**Stated problem:** Each line that holds the word "chính" should be returned.

■ ■ ■ ■ ■ ■ ■

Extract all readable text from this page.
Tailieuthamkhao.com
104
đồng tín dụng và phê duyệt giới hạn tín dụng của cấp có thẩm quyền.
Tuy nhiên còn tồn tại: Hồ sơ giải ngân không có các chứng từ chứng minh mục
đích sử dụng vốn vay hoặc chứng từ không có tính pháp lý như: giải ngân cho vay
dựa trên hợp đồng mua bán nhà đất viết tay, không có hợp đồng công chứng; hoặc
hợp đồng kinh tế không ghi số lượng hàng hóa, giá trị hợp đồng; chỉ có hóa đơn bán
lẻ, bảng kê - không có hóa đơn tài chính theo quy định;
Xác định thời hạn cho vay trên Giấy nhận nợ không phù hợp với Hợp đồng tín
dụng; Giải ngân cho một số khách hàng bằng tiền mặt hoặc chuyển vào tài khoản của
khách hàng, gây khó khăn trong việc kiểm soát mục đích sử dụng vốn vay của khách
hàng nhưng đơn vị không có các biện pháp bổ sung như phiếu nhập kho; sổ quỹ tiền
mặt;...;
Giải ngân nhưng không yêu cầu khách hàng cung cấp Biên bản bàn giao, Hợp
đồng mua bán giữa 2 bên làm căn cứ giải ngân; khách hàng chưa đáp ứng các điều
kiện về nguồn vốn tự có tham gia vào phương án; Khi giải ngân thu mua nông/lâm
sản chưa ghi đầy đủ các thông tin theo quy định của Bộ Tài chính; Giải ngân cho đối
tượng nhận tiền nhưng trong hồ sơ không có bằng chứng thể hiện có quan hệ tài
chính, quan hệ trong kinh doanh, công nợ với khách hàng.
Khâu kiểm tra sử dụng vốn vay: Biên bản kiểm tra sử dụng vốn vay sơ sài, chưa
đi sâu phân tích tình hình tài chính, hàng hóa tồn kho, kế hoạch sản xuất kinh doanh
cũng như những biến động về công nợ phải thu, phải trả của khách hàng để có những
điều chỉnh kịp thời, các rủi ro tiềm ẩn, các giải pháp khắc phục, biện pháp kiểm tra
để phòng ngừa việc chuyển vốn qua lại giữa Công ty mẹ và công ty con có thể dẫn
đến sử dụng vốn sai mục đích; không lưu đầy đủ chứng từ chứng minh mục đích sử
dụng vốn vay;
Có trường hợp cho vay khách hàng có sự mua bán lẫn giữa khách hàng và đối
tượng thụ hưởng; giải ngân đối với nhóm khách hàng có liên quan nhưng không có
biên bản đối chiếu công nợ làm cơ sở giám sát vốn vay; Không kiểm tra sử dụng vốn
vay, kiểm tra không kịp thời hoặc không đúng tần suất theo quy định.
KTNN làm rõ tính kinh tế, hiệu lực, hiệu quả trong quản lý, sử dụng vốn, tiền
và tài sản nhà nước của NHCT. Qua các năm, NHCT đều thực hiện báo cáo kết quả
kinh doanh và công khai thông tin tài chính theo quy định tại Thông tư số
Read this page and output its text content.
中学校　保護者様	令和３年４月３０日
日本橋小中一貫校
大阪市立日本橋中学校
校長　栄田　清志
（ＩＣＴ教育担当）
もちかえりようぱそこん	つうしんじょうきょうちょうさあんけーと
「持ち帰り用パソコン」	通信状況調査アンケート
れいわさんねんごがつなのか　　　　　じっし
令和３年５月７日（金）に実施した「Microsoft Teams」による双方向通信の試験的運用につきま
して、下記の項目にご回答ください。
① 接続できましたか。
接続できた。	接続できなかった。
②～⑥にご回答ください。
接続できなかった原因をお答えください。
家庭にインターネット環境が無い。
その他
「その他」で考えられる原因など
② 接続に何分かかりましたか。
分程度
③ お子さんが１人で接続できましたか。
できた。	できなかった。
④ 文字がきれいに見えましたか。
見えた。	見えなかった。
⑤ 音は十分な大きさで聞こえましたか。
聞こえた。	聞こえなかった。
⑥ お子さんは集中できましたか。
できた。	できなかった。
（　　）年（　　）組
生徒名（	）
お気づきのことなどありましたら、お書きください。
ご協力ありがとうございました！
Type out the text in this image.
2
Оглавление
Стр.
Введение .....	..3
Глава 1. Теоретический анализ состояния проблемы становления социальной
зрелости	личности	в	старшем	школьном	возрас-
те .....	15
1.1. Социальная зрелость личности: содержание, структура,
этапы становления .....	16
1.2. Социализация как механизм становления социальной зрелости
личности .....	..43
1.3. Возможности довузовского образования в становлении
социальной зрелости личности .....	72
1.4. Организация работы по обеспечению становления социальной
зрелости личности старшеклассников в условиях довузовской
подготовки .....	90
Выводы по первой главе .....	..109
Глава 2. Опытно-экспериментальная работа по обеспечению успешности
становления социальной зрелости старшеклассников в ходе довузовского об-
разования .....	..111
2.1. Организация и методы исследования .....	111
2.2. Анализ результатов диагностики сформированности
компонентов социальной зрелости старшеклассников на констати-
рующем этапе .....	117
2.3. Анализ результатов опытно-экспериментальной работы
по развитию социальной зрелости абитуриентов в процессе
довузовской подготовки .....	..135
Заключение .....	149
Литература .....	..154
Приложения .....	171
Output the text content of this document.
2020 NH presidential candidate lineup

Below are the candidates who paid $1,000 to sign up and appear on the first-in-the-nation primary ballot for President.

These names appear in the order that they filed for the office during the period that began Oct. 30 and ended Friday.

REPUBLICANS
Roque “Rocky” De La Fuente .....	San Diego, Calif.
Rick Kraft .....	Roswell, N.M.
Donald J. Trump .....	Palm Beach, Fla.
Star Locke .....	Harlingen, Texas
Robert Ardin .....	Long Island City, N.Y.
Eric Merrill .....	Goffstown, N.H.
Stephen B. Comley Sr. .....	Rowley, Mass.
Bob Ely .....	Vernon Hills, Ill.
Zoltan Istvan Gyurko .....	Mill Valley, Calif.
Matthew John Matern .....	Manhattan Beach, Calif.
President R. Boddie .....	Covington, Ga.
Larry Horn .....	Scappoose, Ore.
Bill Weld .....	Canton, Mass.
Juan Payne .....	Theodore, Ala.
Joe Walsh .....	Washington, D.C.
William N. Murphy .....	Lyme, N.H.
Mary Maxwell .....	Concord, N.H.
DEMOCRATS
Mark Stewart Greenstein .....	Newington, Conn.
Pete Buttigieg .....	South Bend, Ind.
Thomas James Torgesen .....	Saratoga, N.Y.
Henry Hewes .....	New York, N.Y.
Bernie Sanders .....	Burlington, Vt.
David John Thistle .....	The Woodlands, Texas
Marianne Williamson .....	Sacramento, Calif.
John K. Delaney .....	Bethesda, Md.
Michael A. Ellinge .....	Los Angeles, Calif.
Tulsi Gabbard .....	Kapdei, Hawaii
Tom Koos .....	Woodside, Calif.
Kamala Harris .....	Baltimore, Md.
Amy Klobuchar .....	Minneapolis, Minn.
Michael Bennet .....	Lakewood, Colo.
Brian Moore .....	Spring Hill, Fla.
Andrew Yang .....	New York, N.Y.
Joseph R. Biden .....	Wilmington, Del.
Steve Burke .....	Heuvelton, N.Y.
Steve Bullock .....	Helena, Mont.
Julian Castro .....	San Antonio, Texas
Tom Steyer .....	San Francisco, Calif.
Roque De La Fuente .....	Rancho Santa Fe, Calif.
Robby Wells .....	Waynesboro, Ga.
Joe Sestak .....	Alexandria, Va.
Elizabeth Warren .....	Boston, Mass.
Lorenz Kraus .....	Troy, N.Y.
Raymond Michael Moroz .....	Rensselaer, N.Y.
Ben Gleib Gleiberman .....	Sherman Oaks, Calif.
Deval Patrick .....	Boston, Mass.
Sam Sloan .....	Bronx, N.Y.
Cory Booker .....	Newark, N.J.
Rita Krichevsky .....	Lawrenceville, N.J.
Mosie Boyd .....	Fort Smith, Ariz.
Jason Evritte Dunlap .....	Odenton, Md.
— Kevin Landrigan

■ ■ ■ ■ ■ ■ ■

**Completed task:**
lẻ, bảng kê - không có hóa đơn tài chính theo quy định;
sản chưa ghi đầy đủ các thông tin theo quy định của Bộ Tài chính; Giải ngân cho đối
chính, quan hệ trong kinh doanh, công nợ với khách hàng.
đi sâu phân tích tình hình tài chính, hàng hóa tồn kho, kế hoạch sản xuất kinh doanh
kinh doanh và công khai thông tin tài chính theo quy định tại Thông tư số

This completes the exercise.